____ RECORDS FOR THE TASK

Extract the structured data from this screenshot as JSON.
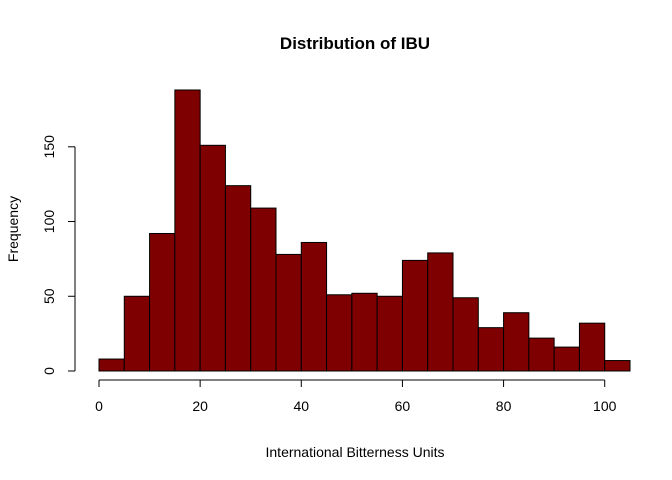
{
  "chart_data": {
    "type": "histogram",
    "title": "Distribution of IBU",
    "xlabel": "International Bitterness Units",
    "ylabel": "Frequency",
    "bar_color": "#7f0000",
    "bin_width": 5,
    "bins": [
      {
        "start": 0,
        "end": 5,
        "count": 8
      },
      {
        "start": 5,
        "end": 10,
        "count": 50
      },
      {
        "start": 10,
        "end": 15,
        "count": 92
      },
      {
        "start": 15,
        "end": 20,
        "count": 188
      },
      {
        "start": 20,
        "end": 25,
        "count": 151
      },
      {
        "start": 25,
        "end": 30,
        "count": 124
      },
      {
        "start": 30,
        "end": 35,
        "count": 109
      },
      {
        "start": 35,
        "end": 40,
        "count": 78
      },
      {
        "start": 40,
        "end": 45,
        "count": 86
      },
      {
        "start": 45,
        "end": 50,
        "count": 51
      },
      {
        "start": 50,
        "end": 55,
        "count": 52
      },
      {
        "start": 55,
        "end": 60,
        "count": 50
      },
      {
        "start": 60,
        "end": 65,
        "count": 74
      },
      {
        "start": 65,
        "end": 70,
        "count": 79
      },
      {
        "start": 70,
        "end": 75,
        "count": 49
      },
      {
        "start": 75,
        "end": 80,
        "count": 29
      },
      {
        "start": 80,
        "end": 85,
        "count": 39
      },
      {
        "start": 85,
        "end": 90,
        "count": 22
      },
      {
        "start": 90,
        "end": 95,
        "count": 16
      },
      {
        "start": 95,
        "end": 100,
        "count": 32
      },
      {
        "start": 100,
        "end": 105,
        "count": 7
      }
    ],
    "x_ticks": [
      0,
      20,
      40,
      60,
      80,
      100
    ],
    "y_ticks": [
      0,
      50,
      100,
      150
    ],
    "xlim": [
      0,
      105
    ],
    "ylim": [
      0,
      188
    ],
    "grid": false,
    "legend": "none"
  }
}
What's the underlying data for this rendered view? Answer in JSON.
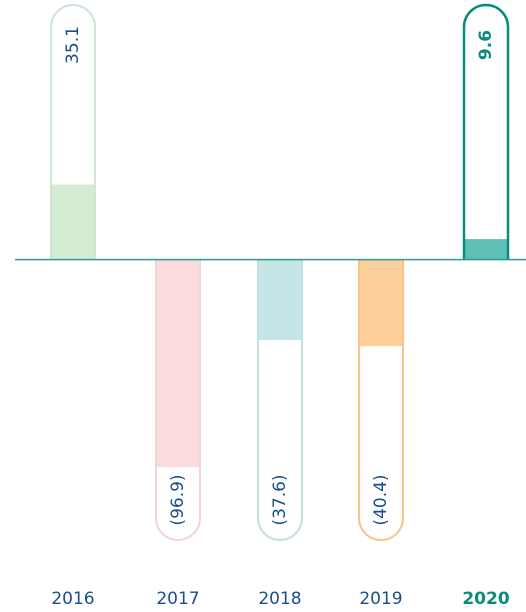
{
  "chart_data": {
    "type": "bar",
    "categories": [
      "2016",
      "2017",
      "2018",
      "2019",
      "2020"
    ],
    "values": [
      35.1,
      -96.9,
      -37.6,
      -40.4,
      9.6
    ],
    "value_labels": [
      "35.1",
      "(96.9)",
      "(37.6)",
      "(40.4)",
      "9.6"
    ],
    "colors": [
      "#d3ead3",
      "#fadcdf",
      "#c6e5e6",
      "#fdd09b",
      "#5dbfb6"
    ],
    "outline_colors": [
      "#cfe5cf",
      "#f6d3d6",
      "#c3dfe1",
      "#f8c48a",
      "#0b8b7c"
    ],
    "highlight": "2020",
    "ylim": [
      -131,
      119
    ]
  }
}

________

-- WHAT IS NEEDED --
Beginning with the line that contains "What's the underlying", repeat every remaining line of the data exactly, the last line included, and omit pictures.

-- SOLUTION --
What's the underlying data for this rendered view? Answer in JSON.
{
  "chart_data": {
    "type": "bar",
    "categories": [
      "2016",
      "2017",
      "2018",
      "2019",
      "2020"
    ],
    "values": [
      35.1,
      -96.9,
      -37.6,
      -40.4,
      9.6
    ],
    "value_labels": [
      "35.1",
      "(96.9)",
      "(37.6)",
      "(40.4)",
      "9.6"
    ],
    "colors": [
      "#d3ead3",
      "#fadcdf",
      "#c6e5e6",
      "#fdd09b",
      "#5dbfb6"
    ],
    "outline_colors": [
      "#cfe5cf",
      "#f6d3d6",
      "#c3dfe1",
      "#f8c48a",
      "#0b8b7c"
    ],
    "highlight": "2020",
    "ylim": [
      -131,
      119
    ]
  }
}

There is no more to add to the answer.